[Set exercise] Count lines with the string "highlight" in them. State the number alone.

[Input]
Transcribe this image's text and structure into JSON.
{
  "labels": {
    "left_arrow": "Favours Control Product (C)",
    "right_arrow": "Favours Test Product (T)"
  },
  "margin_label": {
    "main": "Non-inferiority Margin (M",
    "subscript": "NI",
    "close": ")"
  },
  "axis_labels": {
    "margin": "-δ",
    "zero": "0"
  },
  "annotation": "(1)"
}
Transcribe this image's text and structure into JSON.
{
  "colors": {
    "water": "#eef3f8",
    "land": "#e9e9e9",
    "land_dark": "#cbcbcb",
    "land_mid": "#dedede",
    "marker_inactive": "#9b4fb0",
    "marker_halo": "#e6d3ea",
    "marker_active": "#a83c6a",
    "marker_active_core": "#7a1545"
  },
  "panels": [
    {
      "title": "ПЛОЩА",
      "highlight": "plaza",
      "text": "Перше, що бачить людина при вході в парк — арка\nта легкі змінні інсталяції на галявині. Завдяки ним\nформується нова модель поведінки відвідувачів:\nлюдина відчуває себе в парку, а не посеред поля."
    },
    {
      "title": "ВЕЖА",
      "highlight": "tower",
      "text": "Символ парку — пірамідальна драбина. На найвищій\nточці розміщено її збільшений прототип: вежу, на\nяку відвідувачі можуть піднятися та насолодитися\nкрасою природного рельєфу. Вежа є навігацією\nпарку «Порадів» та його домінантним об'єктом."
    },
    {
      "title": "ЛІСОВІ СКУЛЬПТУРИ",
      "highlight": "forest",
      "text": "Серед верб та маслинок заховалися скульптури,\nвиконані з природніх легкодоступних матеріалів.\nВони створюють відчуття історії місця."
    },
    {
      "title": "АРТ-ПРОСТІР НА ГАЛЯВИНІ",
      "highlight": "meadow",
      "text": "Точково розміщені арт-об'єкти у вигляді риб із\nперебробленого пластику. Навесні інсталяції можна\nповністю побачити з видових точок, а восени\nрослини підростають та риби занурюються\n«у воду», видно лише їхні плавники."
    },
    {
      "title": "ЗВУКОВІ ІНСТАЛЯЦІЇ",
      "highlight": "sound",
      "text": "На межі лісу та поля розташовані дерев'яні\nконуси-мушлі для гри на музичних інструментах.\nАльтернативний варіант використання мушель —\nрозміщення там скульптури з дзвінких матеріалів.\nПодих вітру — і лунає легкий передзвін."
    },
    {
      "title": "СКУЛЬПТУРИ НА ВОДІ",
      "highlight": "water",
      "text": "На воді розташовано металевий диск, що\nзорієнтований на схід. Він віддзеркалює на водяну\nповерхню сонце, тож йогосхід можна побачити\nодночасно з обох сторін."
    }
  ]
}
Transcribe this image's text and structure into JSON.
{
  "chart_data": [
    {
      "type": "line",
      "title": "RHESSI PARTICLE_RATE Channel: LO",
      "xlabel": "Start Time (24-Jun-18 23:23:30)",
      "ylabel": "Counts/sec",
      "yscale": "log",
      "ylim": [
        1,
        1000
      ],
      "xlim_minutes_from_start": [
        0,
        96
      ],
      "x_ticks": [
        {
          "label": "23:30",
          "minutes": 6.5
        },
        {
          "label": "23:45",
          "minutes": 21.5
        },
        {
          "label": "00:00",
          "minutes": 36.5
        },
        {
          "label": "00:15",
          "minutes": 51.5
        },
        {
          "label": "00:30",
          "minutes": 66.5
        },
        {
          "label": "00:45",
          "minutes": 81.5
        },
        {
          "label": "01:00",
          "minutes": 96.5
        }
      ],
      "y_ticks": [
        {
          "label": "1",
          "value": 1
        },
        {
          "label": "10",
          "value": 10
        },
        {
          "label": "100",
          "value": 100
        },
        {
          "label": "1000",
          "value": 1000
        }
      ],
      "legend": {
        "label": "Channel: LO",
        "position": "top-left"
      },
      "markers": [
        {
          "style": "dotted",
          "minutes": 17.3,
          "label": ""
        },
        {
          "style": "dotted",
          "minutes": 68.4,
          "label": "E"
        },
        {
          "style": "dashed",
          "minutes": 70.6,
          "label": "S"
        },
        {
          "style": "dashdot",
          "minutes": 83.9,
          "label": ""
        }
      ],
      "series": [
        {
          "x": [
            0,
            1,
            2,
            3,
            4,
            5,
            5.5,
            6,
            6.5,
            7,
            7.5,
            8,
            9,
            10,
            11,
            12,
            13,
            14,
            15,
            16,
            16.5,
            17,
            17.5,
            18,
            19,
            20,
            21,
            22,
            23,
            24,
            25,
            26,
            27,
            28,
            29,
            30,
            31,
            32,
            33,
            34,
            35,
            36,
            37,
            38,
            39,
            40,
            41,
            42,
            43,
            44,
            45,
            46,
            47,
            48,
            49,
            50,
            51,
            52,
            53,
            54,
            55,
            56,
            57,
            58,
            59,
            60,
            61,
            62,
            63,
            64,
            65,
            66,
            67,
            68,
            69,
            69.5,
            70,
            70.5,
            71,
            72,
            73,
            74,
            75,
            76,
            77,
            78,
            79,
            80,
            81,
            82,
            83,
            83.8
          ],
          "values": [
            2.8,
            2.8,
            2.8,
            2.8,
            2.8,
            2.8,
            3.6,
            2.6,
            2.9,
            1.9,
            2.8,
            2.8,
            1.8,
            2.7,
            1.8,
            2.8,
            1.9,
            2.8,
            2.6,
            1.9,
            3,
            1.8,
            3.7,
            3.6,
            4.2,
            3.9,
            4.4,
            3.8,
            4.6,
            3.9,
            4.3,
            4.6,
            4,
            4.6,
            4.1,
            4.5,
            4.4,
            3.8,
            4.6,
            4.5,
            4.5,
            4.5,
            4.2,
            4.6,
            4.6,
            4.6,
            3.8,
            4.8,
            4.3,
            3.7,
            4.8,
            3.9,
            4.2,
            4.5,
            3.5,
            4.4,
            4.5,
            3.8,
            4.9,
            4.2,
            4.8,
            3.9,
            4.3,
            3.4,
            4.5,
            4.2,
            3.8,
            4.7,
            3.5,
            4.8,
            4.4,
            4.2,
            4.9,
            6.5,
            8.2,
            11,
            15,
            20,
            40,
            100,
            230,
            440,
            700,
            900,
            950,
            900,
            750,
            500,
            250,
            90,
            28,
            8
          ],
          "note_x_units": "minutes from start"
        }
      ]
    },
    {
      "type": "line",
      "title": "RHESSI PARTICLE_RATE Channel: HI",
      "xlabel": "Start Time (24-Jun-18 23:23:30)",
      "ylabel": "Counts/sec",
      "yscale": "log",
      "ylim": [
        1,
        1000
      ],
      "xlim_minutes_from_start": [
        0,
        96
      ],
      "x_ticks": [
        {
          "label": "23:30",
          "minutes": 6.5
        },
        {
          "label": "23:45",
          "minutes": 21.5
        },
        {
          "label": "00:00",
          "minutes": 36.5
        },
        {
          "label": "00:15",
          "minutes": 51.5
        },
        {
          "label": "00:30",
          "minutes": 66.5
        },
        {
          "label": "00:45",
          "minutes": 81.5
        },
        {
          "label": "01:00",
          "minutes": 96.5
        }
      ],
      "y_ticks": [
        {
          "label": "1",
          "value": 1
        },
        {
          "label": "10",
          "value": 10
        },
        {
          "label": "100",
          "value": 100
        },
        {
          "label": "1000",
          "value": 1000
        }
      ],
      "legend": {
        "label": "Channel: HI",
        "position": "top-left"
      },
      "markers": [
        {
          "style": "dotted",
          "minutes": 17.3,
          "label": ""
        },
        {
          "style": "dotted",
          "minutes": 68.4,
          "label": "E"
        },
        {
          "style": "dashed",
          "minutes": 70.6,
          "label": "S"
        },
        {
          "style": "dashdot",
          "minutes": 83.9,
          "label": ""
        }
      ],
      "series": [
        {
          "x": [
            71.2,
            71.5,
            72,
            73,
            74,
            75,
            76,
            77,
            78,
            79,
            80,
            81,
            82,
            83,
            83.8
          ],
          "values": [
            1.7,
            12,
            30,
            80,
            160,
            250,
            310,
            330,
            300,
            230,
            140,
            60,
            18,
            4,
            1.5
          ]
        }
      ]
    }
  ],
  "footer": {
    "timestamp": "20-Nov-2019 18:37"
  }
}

[Finished exercise] 6